Your goal: For each line below that includes the word "JSON", make a copy.

Material shown:

start

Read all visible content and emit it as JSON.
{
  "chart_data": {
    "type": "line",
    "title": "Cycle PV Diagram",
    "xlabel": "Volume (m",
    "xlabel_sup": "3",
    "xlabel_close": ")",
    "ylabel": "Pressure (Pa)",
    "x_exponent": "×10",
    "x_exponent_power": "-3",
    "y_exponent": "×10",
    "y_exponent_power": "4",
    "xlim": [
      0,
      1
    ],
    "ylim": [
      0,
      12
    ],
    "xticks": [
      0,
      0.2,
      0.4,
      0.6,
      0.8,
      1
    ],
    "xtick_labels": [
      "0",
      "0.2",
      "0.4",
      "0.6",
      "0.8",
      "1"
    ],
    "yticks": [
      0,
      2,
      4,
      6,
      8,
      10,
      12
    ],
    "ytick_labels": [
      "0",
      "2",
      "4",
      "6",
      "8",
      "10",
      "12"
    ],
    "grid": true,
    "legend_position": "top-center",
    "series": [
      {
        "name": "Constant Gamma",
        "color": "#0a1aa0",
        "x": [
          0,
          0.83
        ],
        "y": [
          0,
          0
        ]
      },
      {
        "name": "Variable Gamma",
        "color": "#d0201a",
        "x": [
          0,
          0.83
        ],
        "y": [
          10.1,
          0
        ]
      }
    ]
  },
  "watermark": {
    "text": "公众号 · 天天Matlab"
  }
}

end
start

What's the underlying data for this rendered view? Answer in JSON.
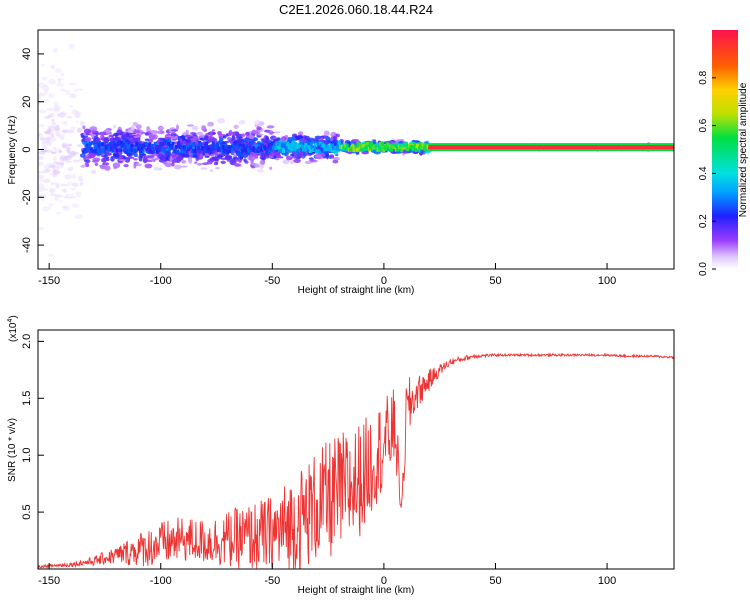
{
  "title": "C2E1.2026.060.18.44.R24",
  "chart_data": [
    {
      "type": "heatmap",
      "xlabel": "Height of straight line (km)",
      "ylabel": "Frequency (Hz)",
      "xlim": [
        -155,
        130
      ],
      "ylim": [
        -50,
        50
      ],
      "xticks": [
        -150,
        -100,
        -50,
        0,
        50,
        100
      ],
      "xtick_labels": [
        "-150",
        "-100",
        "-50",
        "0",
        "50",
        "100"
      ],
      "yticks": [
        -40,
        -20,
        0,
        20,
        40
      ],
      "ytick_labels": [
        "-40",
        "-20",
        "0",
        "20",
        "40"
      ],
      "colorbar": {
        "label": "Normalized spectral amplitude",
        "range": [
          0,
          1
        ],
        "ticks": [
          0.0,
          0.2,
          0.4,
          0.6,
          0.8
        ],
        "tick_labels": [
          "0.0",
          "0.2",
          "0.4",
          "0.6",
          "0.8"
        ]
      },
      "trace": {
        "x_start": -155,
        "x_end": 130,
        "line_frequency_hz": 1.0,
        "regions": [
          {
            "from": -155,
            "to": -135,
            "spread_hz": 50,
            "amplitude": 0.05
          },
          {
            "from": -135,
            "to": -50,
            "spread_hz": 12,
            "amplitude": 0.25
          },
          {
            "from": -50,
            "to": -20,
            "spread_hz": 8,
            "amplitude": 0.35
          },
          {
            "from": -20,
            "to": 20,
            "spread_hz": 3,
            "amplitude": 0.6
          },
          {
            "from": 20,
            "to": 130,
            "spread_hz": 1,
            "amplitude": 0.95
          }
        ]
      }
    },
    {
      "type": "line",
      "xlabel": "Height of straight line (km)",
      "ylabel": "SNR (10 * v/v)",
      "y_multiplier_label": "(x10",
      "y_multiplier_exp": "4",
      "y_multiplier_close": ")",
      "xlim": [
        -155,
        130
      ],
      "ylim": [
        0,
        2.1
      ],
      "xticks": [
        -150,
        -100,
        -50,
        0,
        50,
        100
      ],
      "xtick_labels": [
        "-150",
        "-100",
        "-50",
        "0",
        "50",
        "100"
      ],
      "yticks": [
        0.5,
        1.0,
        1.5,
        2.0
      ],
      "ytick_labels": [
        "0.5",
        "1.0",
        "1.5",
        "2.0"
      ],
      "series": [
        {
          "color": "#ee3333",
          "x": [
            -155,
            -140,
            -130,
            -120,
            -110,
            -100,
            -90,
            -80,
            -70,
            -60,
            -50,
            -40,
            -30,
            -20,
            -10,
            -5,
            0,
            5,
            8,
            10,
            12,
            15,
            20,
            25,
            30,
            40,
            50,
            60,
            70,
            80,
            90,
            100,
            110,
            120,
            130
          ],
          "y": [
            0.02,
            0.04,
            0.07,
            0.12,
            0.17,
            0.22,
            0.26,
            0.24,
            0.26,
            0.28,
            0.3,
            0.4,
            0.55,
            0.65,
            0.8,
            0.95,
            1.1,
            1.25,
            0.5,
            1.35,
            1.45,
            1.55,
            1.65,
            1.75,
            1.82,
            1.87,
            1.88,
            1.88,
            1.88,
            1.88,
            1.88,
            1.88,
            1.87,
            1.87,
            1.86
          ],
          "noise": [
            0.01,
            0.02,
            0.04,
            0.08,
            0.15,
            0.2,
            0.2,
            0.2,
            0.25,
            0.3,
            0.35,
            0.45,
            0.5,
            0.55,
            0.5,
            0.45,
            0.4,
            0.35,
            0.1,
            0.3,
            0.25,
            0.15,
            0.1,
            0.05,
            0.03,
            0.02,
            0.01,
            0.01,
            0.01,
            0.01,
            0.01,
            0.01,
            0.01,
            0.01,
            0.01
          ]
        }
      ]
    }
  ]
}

end
start

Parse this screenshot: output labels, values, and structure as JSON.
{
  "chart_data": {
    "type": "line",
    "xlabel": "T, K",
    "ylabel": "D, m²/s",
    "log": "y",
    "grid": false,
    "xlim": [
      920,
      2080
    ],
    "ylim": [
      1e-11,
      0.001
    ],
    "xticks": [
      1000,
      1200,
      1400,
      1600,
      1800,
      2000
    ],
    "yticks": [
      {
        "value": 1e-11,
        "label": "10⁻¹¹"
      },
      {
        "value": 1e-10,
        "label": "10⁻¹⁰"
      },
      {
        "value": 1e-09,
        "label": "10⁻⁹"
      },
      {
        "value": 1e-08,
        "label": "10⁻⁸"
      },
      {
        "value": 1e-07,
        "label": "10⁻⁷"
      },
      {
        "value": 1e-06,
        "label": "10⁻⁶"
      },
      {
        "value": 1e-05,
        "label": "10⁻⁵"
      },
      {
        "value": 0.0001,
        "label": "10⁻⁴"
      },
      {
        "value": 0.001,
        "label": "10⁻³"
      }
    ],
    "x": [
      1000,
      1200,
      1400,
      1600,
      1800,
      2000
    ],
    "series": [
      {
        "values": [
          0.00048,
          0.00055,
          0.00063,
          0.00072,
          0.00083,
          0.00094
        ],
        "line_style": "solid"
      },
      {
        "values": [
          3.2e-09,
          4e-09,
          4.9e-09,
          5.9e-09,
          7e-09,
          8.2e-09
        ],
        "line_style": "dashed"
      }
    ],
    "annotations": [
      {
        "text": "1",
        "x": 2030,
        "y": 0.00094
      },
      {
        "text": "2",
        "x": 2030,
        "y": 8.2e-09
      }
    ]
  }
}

end

Result of the exercise:
Read all visible content and emit it as JSON.
What's the underlying data for this rendered view? Answer in JSON.
Parse this screenshot: output labels, values, and structure as JSON.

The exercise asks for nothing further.